• Exercise: For the entries below, how many lines include the word "rest"? Give the figure and nothing more.

• Records for this task:
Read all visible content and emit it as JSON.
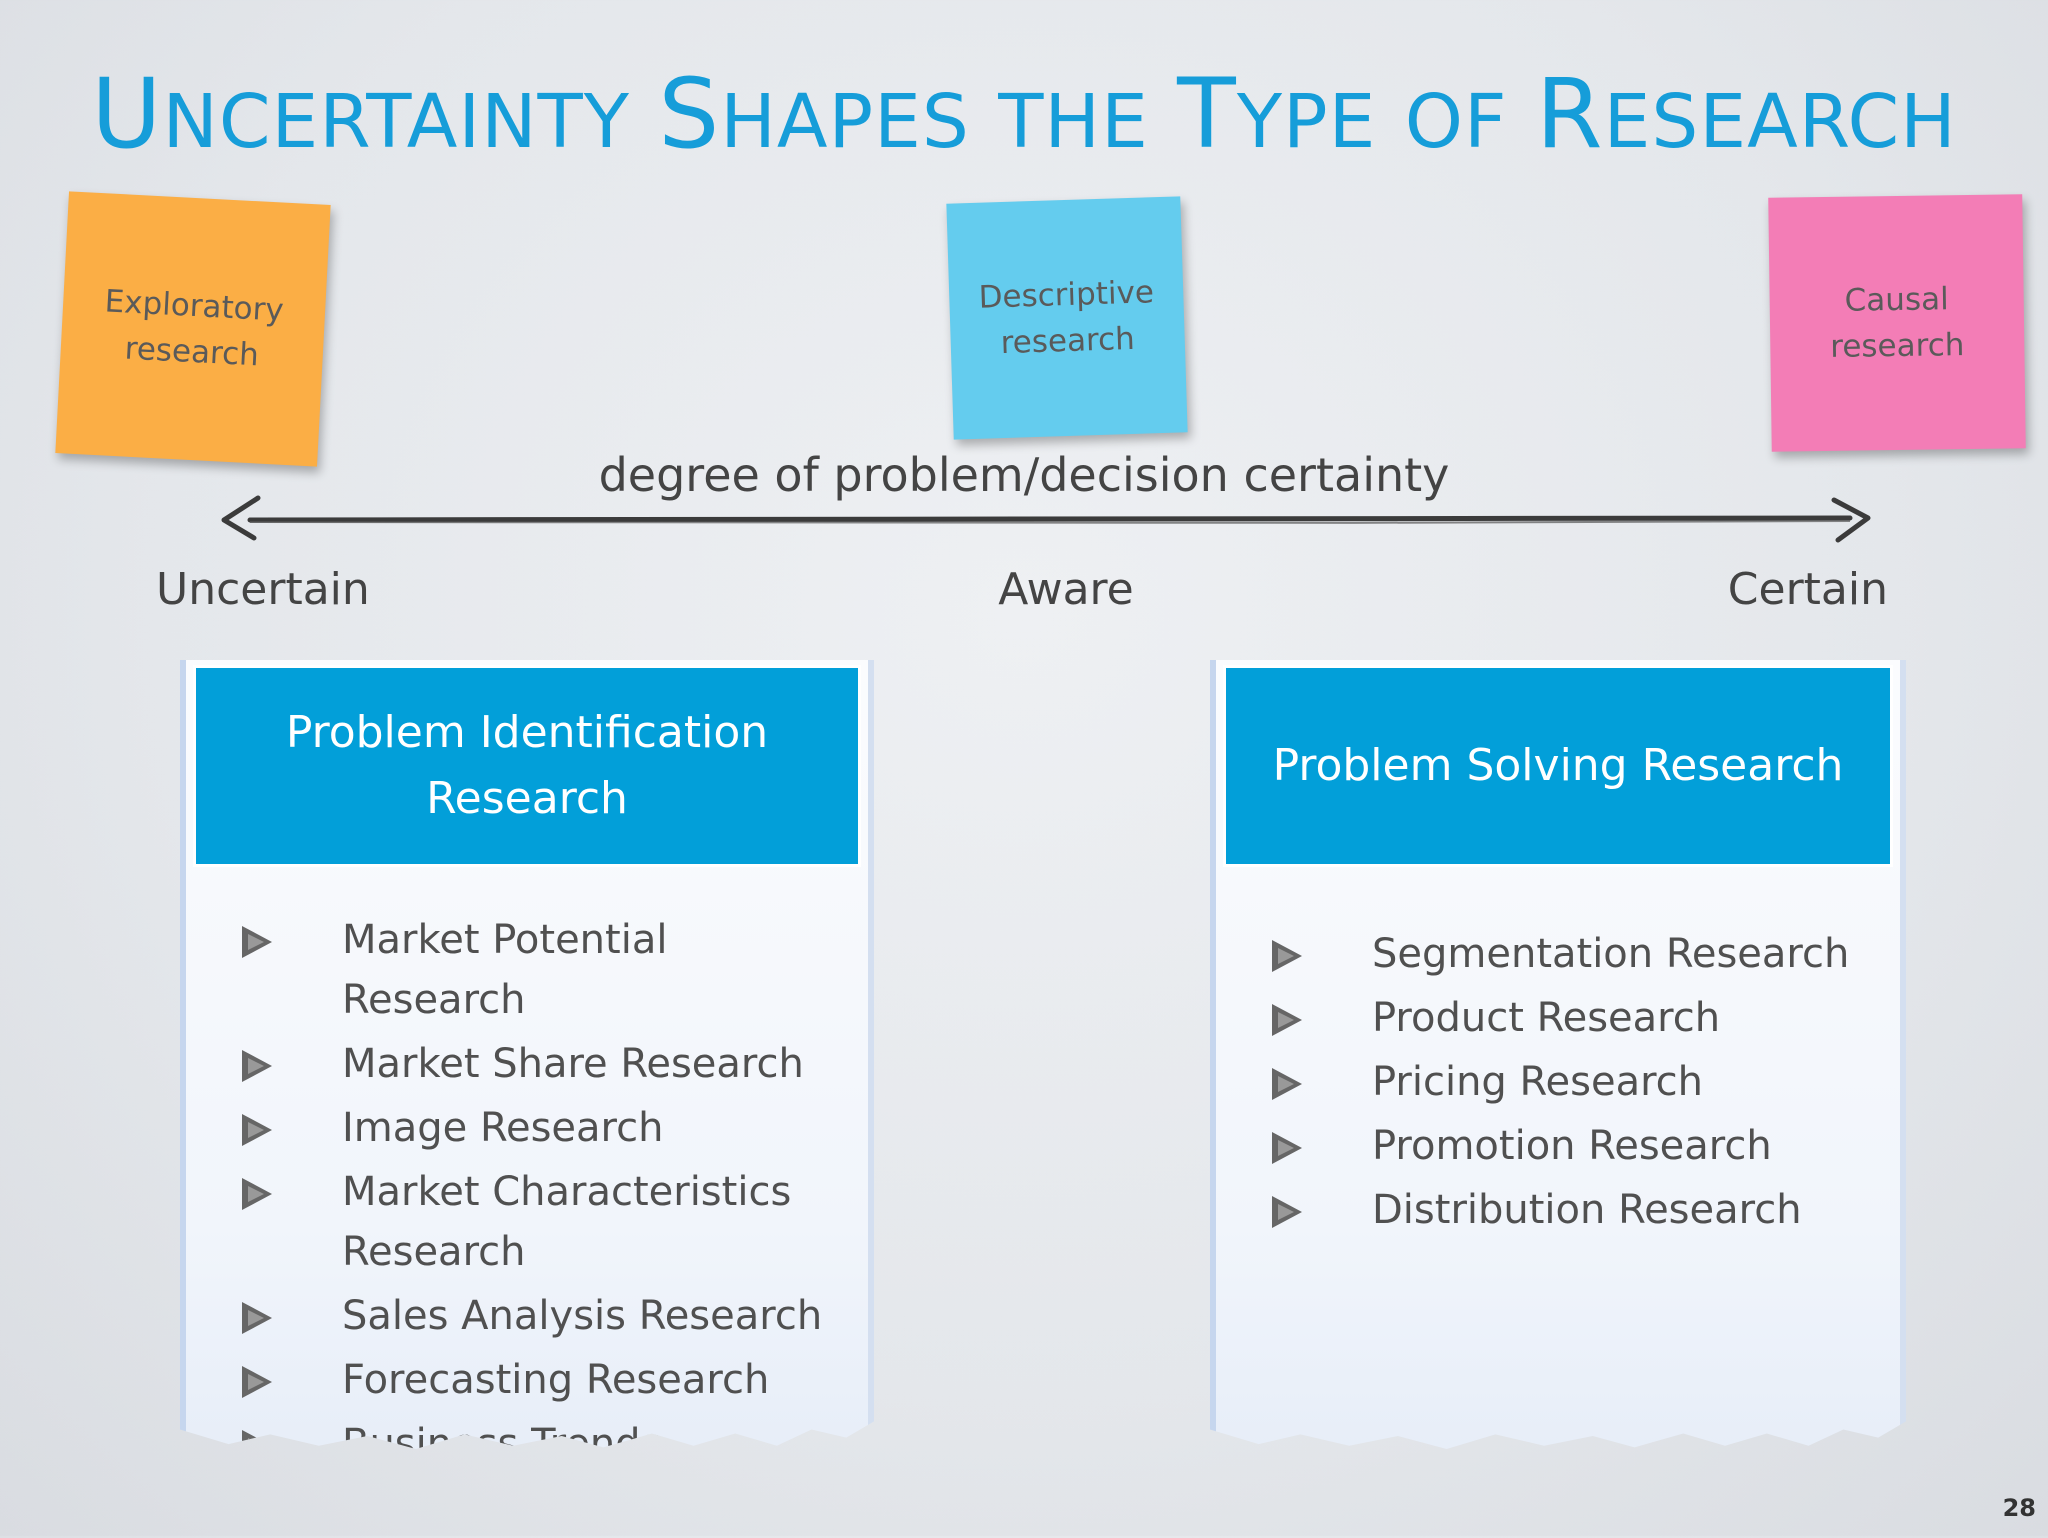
{
  "title": {
    "words": [
      {
        "cap": "U",
        "rest": "NCERTAINTY"
      },
      {
        "cap": "S",
        "rest": "HAPES"
      },
      {
        "cap": "",
        "rest": "THE"
      },
      {
        "cap": "T",
        "rest": "YPE"
      },
      {
        "cap": "",
        "rest": "OF"
      },
      {
        "cap": "R",
        "rest": "ESEARCH"
      }
    ]
  },
  "sticky_notes": [
    {
      "lines": [
        "Exploratory",
        "research"
      ],
      "color": "#fbae45"
    },
    {
      "lines": [
        "Descriptive",
        "research"
      ],
      "color": "#64ccee"
    },
    {
      "lines": [
        "Causal",
        "research"
      ],
      "color": "#f37db6"
    }
  ],
  "axis": {
    "caption": "degree of problem/decision certainty",
    "left_label": "Uncertain",
    "middle_label": "Aware",
    "right_label": "Certain"
  },
  "cards": [
    {
      "header_lines": [
        "Problem Identification",
        "Research"
      ],
      "items": [
        "Market Potential Research",
        "Market Share Research",
        "Image Research",
        "Market Characteristics Research",
        "Sales Analysis Research",
        "Forecasting Research",
        "Business Trends Research"
      ]
    },
    {
      "header_lines": [
        "Problem Solving Research"
      ],
      "items": [
        "Segmentation Research",
        "Product Research",
        "Pricing Research",
        "Promotion Research",
        "Distribution Research"
      ]
    }
  ],
  "colors": {
    "title": "#169dd9",
    "header": "#029fd9"
  },
  "page_number": "28"
}
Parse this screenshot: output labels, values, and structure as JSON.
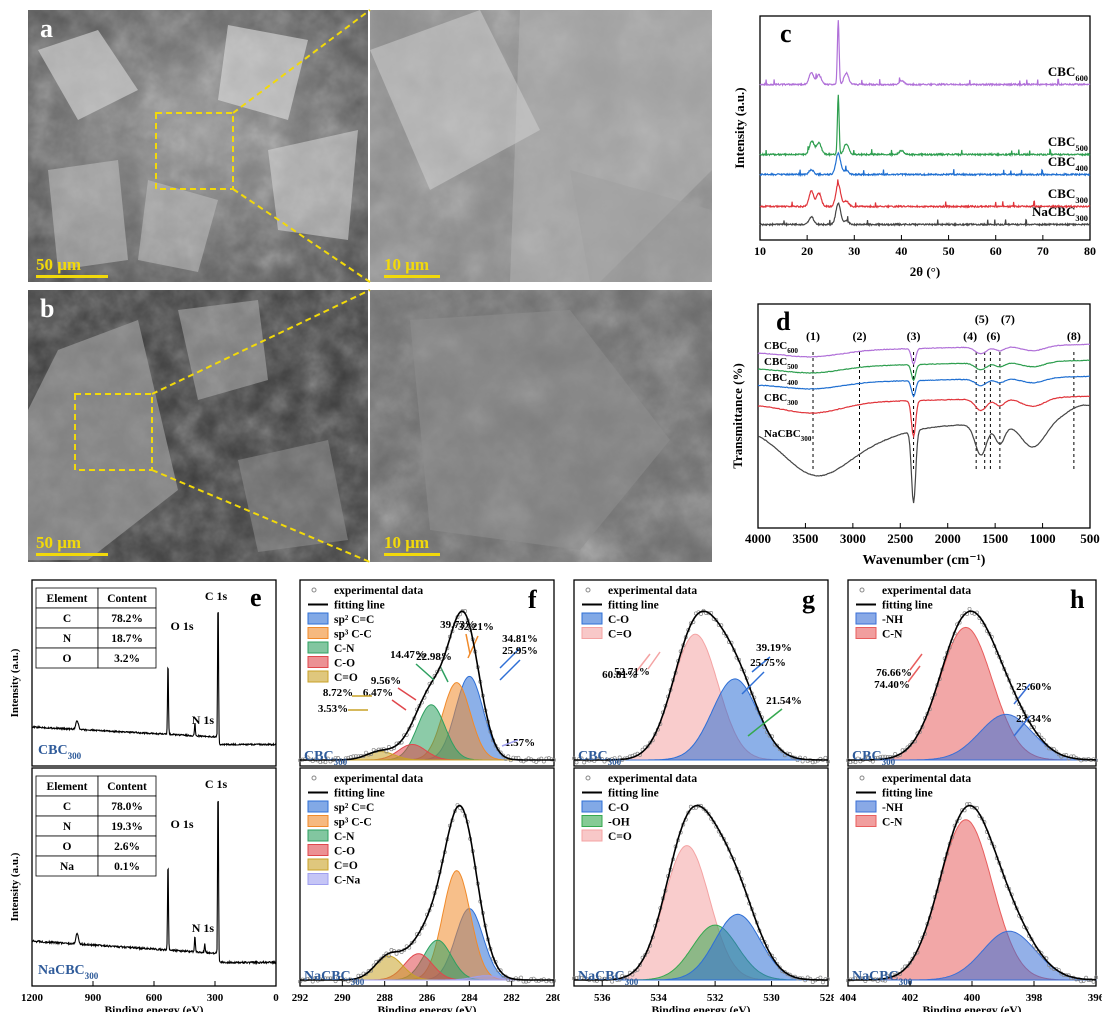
{
  "colors": {
    "purple": "#b070d8",
    "green": "#2e9e4f",
    "blue": "#1f6fd1",
    "red": "#e0343a",
    "gray": "#444444",
    "sp2": "#2e6fd6",
    "sp3": "#f08a2a",
    "cn": "#2ea060",
    "co": "#e0474c",
    "cdo": "#c9a227",
    "cna": "#9f9ff0",
    "oh": "#35a84f",
    "cdo_g": "#f4a3a3",
    "nh": "#3a6fd6",
    "cn_h": "#e85e5e",
    "sem_ref": "#f2d90a"
  },
  "panel_a": {
    "label": "a",
    "scale_left": "50 μm",
    "scale_right": "10 μm"
  },
  "panel_b": {
    "label": "b",
    "scale_left": "50 μm",
    "scale_right": "10 μm"
  },
  "chart_data": [
    {
      "panel": "c",
      "type": "line",
      "xlabel": "2θ (°)",
      "ylabel": "Intensity (a.u.)",
      "xlim": [
        10,
        80
      ],
      "xticks": [
        "10",
        "20",
        "30",
        "40",
        "50",
        "60",
        "70",
        "80"
      ],
      "series": [
        {
          "name": "CBC600",
          "base": "CBC",
          "sub": "600",
          "color": "purple",
          "offset": 4,
          "peaks": [
            [
              20.9,
              0.3
            ],
            [
              22.5,
              0.25
            ],
            [
              26.6,
              1.7
            ],
            [
              28.3,
              0.3
            ],
            [
              40.0,
              0.1
            ]
          ]
        },
        {
          "name": "CBC500",
          "base": "CBC",
          "sub": "500",
          "color": "green",
          "offset": 3,
          "peaks": [
            [
              21,
              0.35
            ],
            [
              22.5,
              0.3
            ],
            [
              26.6,
              1.55
            ],
            [
              28.3,
              0.28
            ],
            [
              40.0,
              0.1
            ]
          ]
        },
        {
          "name": "CBC400",
          "base": "CBC",
          "sub": "400",
          "color": "blue",
          "offset": 2,
          "peaks": [
            [
              20.9,
              0.12
            ],
            [
              26.6,
              0.55
            ],
            [
              28.3,
              0.1
            ]
          ]
        },
        {
          "name": "CBC300",
          "base": "CBC",
          "sub": "300",
          "color": "red",
          "offset": 1,
          "peaks": [
            [
              20.9,
              0.4
            ],
            [
              22.5,
              0.35
            ],
            [
              26.6,
              0.6
            ],
            [
              28.3,
              0.15
            ]
          ]
        },
        {
          "name": "NaCBC300",
          "base": "NaCBC",
          "sub": "300",
          "color": "gray",
          "offset": 0,
          "peaks": [
            [
              20.9,
              0.2
            ],
            [
              26.6,
              0.55
            ],
            [
              28.3,
              0.1
            ]
          ]
        }
      ]
    },
    {
      "panel": "d",
      "type": "line",
      "xlabel": "Wavenumber (cm⁻¹)",
      "ylabel": "Transmittance (%)",
      "xlim": [
        4000,
        500
      ],
      "xticks": [
        "4000",
        "3500",
        "3000",
        "2500",
        "2000",
        "1500",
        "1000",
        "500"
      ],
      "bands": [
        {
          "label": "(1)",
          "x": 3420
        },
        {
          "label": "(2)",
          "x": 2930
        },
        {
          "label": "(3)",
          "x": 2360
        },
        {
          "label": "(4)",
          "x": 1700
        },
        {
          "label": "(5)",
          "x": 1610
        },
        {
          "label": "(6)",
          "x": 1550
        },
        {
          "label": "(7)",
          "x": 1450
        },
        {
          "label": "(8)",
          "x": 670
        }
      ],
      "series": [
        {
          "name": "CBC600",
          "base": "CBC",
          "sub": "600",
          "color": "purple"
        },
        {
          "name": "CBC500",
          "base": "CBC",
          "sub": "500",
          "color": "green"
        },
        {
          "name": "CBC400",
          "base": "CBC",
          "sub": "400",
          "color": "blue"
        },
        {
          "name": "CBC300",
          "base": "CBC",
          "sub": "300",
          "color": "red"
        },
        {
          "name": "NaCBC300",
          "base": "NaCBC",
          "sub": "300",
          "color": "gray"
        }
      ]
    },
    {
      "panel": "e",
      "type": "line",
      "xlabel": "Binding energy (eV)",
      "ylabel": "Intensity (a.u.)",
      "xlim": [
        1200,
        0
      ],
      "xticks": [
        "1200",
        "900",
        "600",
        "300",
        "0"
      ],
      "peak_labels": [
        "C 1s",
        "O 1s",
        "N 1s"
      ],
      "top": {
        "sample_base": "CBC",
        "sample_sub": "300",
        "table": {
          "headers": [
            "Element",
            "Content"
          ],
          "rows": [
            [
              "C",
              "78.2%"
            ],
            [
              "N",
              "18.7%"
            ],
            [
              "O",
              "3.2%"
            ]
          ]
        }
      },
      "bottom": {
        "sample_base": "NaCBC",
        "sample_sub": "300",
        "table": {
          "headers": [
            "Element",
            "Content"
          ],
          "rows": [
            [
              "C",
              "78.0%"
            ],
            [
              "N",
              "19.3%"
            ],
            [
              "O",
              "2.6%"
            ],
            [
              "Na",
              "0.1%"
            ]
          ]
        }
      }
    },
    {
      "panel": "f",
      "type": "area",
      "xlabel": "Binding energy (eV)",
      "xlim": [
        292,
        280
      ],
      "xticks": [
        "292",
        "290",
        "288",
        "286",
        "284",
        "282",
        "280"
      ],
      "top": {
        "sample_base": "CBC",
        "sample_sub": "300",
        "legend": [
          "experimental data",
          "fitting line",
          "sp² C=C",
          "sp³ C-C",
          "C-N",
          "C-O",
          "C=O"
        ],
        "components": [
          {
            "name": "sp2 C=C",
            "color": "sp2",
            "center": 284.0,
            "area_pct": "34.81%"
          },
          {
            "name": "sp3 C-C",
            "color": "sp3",
            "center": 284.6,
            "area_pct": "32.21%"
          },
          {
            "name": "C-N",
            "color": "cn",
            "center": 285.8,
            "area_pct": "22.98%"
          },
          {
            "name": "C-O",
            "color": "co",
            "center": 286.7,
            "area_pct": "6.47%"
          },
          {
            "name": "C=O",
            "color": "cdo",
            "center": 288.2,
            "area_pct": "3.53%"
          }
        ]
      },
      "bottom": {
        "sample_base": "NaCBC",
        "sample_sub": "300",
        "legend": [
          "experimental data",
          "fitting line",
          "sp² C=C",
          "sp³ C-C",
          "C-N",
          "C-O",
          "C=O",
          "C-Na"
        ],
        "components": [
          {
            "name": "sp2 C=C",
            "color": "sp2",
            "center": 284.0,
            "area_pct": "25.95%"
          },
          {
            "name": "sp3 C-C",
            "color": "sp3",
            "center": 284.6,
            "area_pct": "39.73%"
          },
          {
            "name": "C-N",
            "color": "cn",
            "center": 285.5,
            "area_pct": "14.47%"
          },
          {
            "name": "C-O",
            "color": "co",
            "center": 286.4,
            "area_pct": "9.56%"
          },
          {
            "name": "C=O",
            "color": "cdo",
            "center": 287.8,
            "area_pct": "8.72%"
          },
          {
            "name": "C-Na",
            "color": "cna",
            "center": 283.2,
            "area_pct": "1.57%"
          }
        ]
      }
    },
    {
      "panel": "g",
      "type": "area",
      "xlabel": "Binding energy (eV)",
      "xlim": [
        537,
        528
      ],
      "xticks": [
        "536",
        "534",
        "532",
        "530",
        "528"
      ],
      "top": {
        "sample_base": "CBC",
        "sample_sub": "300",
        "legend": [
          "experimental data",
          "fitting line",
          "C-O",
          "C=O"
        ],
        "components": [
          {
            "name": "C=O",
            "color": "cdo_g",
            "center": 532.7,
            "area_pct": "60.81%"
          },
          {
            "name": "C-O",
            "color": "sp2",
            "center": 531.3,
            "area_pct": "39.19%"
          }
        ]
      },
      "bottom": {
        "sample_base": "NaCBC",
        "sample_sub": "300",
        "legend": [
          "experimental data",
          "fitting line",
          "C-O",
          "-OH",
          "C=O"
        ],
        "components": [
          {
            "name": "C=O",
            "color": "cdo_g",
            "center": 533.0,
            "area_pct": "52.71%"
          },
          {
            "name": "-OH",
            "color": "oh",
            "center": 532.0,
            "area_pct": "21.54%"
          },
          {
            "name": "C-O",
            "color": "sp2",
            "center": 531.2,
            "area_pct": "25.75%"
          }
        ]
      }
    },
    {
      "panel": "h",
      "type": "area",
      "xlabel": "Binding energy (eV)",
      "xlim": [
        404,
        396
      ],
      "xticks": [
        "404",
        "402",
        "400",
        "398",
        "396"
      ],
      "top": {
        "sample_base": "CBC",
        "sample_sub": "300",
        "legend": [
          "experimental data",
          "fitting line",
          "-NH",
          "C-N"
        ],
        "components": [
          {
            "name": "C-N",
            "color": "cn_h",
            "center": 400.2,
            "area_pct": "74.40%"
          },
          {
            "name": "-NH",
            "color": "nh",
            "center": 398.9,
            "area_pct": "25.60%"
          }
        ]
      },
      "bottom": {
        "sample_base": "NaCBC",
        "sample_sub": "300",
        "legend": [
          "experimental data",
          "fitting line",
          "-NH",
          "C-N"
        ],
        "components": [
          {
            "name": "C-N",
            "color": "cn_h",
            "center": 400.2,
            "area_pct": "76.66%"
          },
          {
            "name": "-NH",
            "color": "nh",
            "center": 398.8,
            "area_pct": "23.34%"
          }
        ]
      }
    }
  ]
}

• Problem solution: 6